PROMPT:
Go through the lines below and copy each one that holds the string "Sodæ".

MATERIAL FOR THE TASK:
[BEGIN]
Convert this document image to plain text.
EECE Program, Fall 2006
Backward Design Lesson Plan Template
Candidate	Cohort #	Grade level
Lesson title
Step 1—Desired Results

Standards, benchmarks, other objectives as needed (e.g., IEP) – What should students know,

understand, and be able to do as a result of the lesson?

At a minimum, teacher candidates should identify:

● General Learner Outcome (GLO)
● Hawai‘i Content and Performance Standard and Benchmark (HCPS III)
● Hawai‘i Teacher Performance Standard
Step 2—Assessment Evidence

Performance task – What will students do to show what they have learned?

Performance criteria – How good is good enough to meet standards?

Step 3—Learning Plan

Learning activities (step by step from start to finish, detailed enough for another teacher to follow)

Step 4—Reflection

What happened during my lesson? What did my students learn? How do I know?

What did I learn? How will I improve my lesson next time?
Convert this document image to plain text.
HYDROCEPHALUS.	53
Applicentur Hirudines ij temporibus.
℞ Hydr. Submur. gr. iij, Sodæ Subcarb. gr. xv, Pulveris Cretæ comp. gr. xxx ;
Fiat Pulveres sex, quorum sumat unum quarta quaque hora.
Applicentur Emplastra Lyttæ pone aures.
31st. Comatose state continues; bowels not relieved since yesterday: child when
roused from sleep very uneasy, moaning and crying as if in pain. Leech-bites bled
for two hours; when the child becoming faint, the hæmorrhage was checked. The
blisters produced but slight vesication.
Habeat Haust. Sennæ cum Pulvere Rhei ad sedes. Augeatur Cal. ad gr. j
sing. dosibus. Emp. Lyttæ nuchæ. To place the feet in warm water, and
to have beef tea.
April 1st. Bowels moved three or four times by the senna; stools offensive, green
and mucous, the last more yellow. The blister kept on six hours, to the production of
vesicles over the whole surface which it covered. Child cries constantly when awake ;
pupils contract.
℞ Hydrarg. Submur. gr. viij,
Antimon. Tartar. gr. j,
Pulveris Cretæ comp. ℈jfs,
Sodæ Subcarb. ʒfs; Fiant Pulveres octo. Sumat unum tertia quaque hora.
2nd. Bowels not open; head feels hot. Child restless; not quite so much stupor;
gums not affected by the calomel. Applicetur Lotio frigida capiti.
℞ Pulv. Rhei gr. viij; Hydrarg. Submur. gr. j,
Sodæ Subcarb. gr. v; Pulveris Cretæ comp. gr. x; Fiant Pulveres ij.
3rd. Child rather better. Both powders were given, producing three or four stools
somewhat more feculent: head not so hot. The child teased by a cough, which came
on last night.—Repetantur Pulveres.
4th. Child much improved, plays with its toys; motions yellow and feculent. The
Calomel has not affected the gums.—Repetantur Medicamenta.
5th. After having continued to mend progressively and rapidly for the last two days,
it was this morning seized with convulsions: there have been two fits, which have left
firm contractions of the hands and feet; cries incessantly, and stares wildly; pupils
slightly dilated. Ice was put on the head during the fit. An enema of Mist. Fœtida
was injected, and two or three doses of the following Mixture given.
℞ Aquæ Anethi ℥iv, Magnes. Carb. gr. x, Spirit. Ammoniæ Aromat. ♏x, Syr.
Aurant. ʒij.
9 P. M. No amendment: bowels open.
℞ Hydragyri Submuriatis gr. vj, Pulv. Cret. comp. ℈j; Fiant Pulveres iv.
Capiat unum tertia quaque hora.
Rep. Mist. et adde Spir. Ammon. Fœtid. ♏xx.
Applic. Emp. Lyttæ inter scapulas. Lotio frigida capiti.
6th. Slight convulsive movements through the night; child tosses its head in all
[END]
RESULT OF THIS TASK:
℞ Hydr. Submur. gr. iij, Sodæ Subcarb. gr. xv, Pulveris Cretæ comp. gr. xxx ;
Sodæ Subcarb. ʒfs; Fiant Pulveres octo. Sumat unum tertia quaque hora.
Sodæ Subcarb. gr. v; Pulveris Cretæ comp. gr. x; Fiant Pulveres ij.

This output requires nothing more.